● Work to complete
Filter these entries, keeping only lines that hold the word "transmitted".

━━━ Input material ━━━

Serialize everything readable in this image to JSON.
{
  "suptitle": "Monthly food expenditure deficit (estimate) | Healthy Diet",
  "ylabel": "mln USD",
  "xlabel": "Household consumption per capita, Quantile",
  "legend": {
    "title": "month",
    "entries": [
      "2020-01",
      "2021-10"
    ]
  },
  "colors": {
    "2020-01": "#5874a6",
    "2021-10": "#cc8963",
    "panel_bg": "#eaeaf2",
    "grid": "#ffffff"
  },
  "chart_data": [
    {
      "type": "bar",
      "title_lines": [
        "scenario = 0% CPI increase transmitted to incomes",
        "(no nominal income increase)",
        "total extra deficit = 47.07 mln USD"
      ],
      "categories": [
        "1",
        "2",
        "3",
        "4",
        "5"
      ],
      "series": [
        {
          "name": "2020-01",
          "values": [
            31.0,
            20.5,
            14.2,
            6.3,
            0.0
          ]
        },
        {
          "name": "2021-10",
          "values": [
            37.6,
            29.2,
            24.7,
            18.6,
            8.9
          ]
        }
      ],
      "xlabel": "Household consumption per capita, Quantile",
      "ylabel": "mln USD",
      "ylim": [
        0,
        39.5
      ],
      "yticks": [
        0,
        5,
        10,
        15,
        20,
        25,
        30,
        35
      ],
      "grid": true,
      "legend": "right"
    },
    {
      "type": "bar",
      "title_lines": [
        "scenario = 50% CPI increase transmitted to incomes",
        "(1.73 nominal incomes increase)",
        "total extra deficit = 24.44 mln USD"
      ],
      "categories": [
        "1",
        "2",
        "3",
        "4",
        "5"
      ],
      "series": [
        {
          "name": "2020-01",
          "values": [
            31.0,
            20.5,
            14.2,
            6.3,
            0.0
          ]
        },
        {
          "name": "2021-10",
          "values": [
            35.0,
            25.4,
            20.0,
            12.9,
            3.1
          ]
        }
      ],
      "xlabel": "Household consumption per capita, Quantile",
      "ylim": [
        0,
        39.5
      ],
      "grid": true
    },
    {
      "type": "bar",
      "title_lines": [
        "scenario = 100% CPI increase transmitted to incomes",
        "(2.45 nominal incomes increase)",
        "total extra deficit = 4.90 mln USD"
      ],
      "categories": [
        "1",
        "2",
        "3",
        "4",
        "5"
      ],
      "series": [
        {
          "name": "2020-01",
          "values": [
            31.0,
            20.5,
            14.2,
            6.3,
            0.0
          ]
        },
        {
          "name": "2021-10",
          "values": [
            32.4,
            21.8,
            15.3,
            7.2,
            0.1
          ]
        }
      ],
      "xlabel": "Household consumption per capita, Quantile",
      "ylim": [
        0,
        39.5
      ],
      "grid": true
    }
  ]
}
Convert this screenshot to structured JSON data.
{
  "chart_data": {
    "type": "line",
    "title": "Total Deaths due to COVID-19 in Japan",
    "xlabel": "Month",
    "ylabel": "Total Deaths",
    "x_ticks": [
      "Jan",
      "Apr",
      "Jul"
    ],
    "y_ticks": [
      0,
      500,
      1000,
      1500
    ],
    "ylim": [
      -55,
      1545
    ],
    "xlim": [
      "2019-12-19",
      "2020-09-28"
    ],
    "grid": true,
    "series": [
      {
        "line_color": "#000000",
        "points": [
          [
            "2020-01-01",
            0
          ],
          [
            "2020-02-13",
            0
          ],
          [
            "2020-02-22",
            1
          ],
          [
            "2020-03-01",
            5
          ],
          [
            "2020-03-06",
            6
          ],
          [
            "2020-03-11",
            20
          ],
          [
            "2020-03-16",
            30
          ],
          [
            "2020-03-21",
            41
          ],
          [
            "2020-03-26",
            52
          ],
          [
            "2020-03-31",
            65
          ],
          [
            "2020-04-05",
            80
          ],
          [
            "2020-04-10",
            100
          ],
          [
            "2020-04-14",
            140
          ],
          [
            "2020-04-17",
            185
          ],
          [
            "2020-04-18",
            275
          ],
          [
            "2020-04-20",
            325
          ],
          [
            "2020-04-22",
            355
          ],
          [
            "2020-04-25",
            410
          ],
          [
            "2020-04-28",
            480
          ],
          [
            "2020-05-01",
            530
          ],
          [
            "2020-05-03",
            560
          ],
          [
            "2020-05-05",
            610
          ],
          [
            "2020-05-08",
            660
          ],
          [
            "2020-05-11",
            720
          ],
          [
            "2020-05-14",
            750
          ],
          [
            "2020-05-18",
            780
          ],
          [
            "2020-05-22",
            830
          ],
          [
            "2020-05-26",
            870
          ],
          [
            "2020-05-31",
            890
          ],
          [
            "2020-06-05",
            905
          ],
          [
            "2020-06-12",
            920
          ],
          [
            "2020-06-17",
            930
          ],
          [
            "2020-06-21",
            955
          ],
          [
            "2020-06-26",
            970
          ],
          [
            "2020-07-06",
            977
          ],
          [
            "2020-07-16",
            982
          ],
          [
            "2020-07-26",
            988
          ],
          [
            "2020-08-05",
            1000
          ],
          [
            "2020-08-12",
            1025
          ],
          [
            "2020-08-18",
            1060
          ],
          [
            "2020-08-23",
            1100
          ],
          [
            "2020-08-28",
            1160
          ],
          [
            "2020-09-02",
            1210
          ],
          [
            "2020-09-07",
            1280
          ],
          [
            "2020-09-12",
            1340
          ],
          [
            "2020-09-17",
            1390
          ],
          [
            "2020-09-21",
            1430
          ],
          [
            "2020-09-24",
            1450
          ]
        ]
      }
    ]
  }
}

━━━

● The output
        "scenario = 0% CPI increase transmitted to incomes",
        "scenario = 50% CPI increase transmitted to incomes",
        "scenario = 100% CPI increase transmitted to incomes",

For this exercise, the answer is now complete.